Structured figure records
►
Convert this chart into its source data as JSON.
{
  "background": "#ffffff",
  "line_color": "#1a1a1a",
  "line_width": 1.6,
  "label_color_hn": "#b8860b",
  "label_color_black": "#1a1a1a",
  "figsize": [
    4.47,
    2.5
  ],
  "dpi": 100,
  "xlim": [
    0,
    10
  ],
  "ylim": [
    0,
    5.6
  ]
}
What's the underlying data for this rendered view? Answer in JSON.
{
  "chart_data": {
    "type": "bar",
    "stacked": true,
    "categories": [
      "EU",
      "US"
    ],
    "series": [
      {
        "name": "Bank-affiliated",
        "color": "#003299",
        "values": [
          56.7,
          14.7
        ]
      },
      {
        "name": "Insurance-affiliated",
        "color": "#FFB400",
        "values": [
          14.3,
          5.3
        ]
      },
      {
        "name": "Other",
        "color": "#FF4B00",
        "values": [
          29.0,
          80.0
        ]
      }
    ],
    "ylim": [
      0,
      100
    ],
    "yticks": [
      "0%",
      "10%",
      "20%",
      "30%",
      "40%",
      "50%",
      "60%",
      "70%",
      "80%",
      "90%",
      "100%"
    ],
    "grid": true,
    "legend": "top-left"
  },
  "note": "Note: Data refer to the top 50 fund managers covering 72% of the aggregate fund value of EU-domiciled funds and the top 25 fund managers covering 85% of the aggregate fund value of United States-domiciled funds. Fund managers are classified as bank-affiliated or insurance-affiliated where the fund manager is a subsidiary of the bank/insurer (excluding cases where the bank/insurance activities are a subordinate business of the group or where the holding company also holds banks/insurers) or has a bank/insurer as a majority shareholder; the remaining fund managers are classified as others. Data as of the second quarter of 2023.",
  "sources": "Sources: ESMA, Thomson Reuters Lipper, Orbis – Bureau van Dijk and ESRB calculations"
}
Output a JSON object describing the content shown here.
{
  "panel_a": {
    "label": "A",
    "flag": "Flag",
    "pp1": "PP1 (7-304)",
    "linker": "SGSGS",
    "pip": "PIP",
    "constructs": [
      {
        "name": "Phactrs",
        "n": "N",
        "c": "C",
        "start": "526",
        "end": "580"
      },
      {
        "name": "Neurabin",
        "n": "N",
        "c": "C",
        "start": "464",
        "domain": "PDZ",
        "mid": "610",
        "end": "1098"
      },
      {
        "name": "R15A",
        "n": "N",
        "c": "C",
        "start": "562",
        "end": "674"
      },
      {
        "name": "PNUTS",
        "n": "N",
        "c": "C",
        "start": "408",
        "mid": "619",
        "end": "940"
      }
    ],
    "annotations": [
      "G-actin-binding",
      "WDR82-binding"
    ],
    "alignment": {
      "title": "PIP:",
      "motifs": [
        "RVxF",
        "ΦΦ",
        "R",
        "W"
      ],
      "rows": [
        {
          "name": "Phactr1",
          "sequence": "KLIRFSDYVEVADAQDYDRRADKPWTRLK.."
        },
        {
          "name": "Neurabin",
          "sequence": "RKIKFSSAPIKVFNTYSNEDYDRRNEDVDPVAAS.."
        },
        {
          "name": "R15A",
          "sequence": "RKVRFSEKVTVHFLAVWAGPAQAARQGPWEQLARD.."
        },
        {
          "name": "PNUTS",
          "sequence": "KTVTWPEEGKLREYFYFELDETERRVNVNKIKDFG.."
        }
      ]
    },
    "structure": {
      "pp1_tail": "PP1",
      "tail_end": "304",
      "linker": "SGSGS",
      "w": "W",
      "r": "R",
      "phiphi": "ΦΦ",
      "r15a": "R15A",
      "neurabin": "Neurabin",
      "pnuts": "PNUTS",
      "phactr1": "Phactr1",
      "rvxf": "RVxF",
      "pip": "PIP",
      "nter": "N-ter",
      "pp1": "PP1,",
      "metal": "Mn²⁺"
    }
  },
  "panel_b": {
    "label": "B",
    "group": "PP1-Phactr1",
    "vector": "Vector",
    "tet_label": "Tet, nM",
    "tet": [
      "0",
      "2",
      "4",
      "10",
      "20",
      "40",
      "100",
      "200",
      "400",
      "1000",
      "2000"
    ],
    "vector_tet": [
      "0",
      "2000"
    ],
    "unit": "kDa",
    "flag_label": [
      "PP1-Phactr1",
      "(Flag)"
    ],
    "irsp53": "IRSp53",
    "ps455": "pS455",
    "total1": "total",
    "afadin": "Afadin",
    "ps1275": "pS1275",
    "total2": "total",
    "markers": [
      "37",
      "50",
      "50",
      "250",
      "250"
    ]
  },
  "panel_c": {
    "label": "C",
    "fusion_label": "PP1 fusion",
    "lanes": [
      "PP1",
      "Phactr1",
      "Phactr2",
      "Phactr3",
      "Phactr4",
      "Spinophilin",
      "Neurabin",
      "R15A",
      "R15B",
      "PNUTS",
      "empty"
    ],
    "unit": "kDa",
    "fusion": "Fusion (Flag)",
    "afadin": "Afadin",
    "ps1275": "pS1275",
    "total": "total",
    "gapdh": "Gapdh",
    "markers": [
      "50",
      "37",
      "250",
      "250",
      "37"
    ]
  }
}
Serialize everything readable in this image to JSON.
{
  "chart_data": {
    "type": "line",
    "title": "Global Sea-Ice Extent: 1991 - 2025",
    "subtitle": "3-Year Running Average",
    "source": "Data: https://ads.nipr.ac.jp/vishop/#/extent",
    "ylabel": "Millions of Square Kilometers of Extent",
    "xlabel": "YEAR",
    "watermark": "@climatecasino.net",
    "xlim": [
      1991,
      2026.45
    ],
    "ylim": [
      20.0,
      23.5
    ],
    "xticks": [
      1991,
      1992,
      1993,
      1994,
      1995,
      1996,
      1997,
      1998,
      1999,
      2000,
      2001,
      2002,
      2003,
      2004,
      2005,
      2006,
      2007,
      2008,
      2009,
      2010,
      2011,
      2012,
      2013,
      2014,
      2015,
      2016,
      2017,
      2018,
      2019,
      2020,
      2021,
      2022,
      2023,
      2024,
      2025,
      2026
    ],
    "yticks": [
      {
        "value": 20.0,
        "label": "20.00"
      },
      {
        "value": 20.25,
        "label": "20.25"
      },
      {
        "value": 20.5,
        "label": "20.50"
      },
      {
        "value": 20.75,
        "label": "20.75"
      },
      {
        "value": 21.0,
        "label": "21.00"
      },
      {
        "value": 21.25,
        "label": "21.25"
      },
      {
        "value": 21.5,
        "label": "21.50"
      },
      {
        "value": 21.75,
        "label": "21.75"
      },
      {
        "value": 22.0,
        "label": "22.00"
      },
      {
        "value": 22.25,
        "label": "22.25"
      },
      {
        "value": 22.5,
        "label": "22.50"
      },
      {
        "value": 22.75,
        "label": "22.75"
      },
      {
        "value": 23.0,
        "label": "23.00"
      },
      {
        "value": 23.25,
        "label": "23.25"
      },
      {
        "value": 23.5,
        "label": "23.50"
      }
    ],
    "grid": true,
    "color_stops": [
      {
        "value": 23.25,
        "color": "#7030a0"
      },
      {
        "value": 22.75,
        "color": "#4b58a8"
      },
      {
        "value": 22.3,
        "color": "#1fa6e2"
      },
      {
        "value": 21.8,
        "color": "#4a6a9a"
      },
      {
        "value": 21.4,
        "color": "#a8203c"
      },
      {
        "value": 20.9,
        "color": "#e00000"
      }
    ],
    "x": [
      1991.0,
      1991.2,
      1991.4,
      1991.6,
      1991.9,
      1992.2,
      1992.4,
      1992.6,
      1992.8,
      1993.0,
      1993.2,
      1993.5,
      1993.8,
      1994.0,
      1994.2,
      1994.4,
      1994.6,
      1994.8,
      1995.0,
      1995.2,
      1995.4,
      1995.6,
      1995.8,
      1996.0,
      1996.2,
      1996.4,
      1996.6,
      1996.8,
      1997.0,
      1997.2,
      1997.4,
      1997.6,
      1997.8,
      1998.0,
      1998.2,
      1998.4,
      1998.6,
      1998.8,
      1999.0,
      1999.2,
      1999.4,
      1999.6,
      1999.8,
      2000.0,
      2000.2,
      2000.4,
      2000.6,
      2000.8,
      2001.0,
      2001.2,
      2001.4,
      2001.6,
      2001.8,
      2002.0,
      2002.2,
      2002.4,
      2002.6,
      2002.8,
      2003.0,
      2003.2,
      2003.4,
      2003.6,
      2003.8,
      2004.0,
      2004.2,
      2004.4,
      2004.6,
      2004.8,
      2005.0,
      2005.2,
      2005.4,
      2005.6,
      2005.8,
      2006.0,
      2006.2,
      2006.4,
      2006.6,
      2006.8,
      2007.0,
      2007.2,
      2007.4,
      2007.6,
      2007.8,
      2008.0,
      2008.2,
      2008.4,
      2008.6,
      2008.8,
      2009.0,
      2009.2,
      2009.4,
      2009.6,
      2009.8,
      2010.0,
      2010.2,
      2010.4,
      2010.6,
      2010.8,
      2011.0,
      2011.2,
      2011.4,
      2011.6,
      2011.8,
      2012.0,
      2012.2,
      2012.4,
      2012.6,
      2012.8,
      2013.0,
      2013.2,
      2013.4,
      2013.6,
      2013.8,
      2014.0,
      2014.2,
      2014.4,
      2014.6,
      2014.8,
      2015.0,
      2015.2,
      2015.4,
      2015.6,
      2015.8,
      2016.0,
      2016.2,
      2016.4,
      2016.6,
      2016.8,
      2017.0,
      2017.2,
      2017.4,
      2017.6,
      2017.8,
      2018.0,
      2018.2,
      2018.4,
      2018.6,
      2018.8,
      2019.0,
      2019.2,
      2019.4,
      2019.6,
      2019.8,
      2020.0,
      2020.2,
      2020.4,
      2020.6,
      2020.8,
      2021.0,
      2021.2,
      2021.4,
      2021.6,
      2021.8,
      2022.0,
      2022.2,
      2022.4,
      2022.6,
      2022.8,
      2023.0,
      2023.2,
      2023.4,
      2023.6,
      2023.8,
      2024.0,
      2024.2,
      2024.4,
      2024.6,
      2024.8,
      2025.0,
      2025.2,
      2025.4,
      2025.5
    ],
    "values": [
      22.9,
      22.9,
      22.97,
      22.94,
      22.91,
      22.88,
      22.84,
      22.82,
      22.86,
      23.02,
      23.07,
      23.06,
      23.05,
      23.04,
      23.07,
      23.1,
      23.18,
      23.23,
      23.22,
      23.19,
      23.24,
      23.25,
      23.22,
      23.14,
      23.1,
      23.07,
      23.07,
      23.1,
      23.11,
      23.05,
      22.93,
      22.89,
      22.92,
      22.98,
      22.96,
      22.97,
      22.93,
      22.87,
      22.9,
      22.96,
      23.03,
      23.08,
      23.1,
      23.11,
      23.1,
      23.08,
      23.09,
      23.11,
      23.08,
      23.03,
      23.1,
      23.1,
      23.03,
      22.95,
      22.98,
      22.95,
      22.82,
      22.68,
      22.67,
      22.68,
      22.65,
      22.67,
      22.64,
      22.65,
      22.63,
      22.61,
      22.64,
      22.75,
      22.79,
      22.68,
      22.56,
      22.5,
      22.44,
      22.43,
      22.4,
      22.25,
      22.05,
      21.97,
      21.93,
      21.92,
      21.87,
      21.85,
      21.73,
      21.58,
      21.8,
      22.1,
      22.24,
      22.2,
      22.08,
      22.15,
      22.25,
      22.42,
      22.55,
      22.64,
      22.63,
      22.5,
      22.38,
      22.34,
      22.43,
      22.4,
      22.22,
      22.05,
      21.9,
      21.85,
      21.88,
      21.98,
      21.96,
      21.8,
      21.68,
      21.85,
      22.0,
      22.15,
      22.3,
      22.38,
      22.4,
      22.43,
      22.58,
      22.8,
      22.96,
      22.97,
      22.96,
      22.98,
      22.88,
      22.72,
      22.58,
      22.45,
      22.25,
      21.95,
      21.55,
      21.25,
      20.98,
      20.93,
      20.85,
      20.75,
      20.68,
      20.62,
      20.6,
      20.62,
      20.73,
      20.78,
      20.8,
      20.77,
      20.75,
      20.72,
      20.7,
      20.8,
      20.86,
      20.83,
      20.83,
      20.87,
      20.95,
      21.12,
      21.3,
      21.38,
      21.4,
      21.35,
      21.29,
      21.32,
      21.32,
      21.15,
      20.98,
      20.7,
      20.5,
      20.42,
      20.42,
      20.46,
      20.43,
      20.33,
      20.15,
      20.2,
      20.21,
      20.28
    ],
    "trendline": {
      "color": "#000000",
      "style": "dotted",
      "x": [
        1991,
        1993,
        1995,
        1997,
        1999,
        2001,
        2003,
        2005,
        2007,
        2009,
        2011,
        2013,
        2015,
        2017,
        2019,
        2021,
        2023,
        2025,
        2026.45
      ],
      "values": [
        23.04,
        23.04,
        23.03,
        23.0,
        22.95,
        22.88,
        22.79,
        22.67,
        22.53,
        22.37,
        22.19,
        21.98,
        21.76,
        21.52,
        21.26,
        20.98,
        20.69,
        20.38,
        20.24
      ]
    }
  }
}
◄
**Stated goal:**
Check every line of the listing for the string "PNUTS" and report how many lines have it, as a number alone.

**Worked solution:**
4